◆ **Task statement**: Pull each line holding "this" out of the entries below.

◆ **Records for the exercise**:
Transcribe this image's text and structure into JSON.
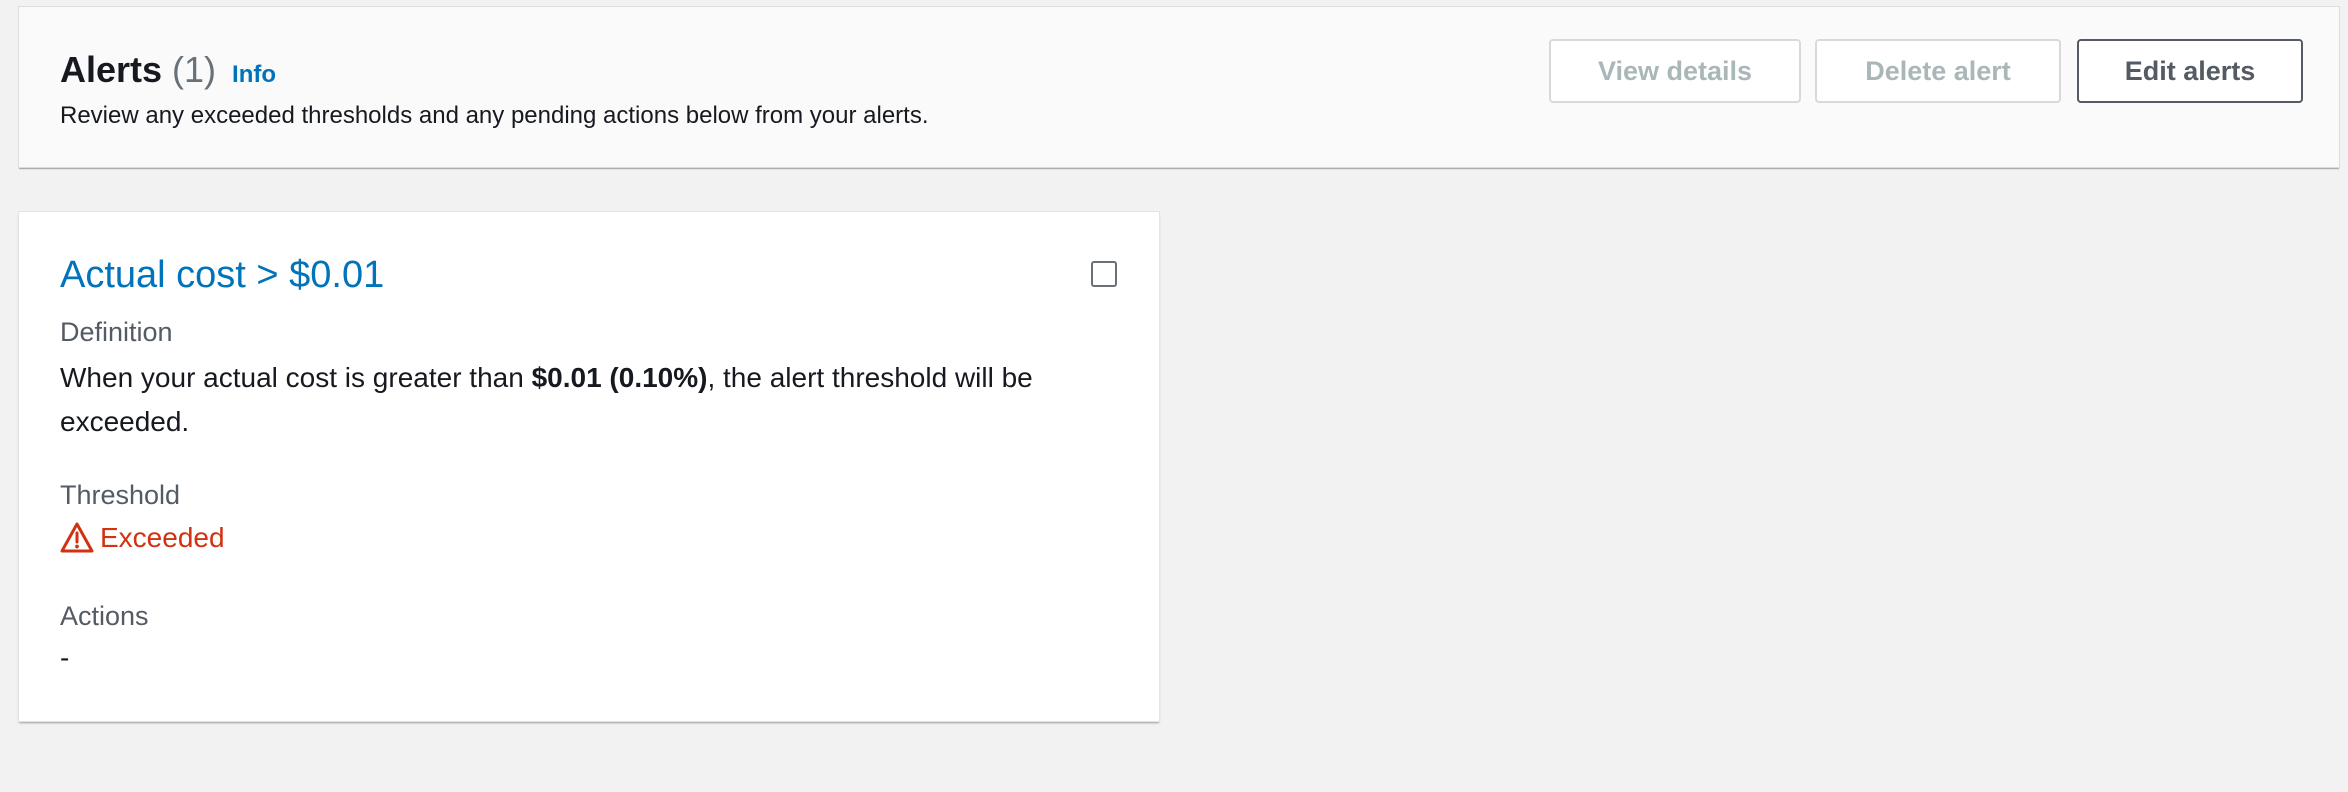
{
  "header": {
    "title": "Alerts",
    "count": "(1)",
    "info_link": "Info",
    "description": "Review any exceeded thresholds and any pending actions below from your alerts."
  },
  "buttons": {
    "view_details": "View details",
    "delete_alert": "Delete alert",
    "edit_alerts": "Edit alerts"
  },
  "alert_card": {
    "title": "Actual cost > $0.01",
    "checkbox_checked": false,
    "definition_label": "Definition",
    "definition_prefix": "When your actual cost is greater than ",
    "definition_amount": "$0.01 (0.10%)",
    "definition_suffix": ", the alert threshold will be exceeded.",
    "threshold_label": "Threshold",
    "threshold_status": "Exceeded",
    "threshold_icon": "warning-icon",
    "actions_label": "Actions",
    "actions_value": "-"
  },
  "colors": {
    "link": "#0073bb",
    "error": "#d13212",
    "page_background": "#f2f2f2"
  }
}
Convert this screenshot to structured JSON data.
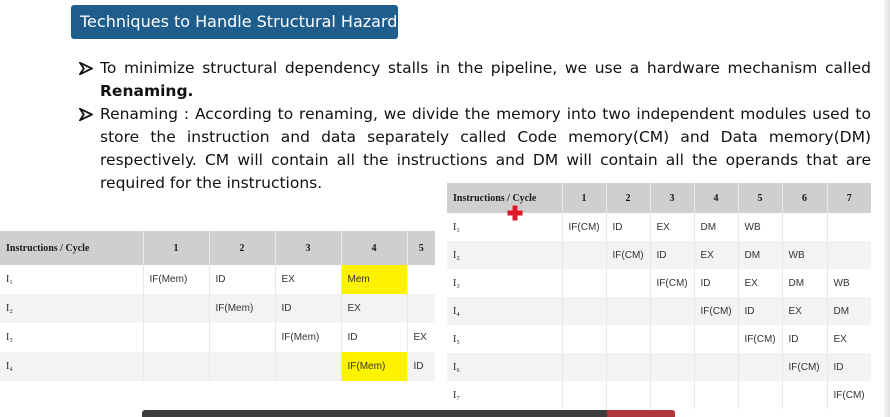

◆ **Exercise answer**:
Transcribe this image's text and structure into JSON.
Convert this screenshot to structured JSON data.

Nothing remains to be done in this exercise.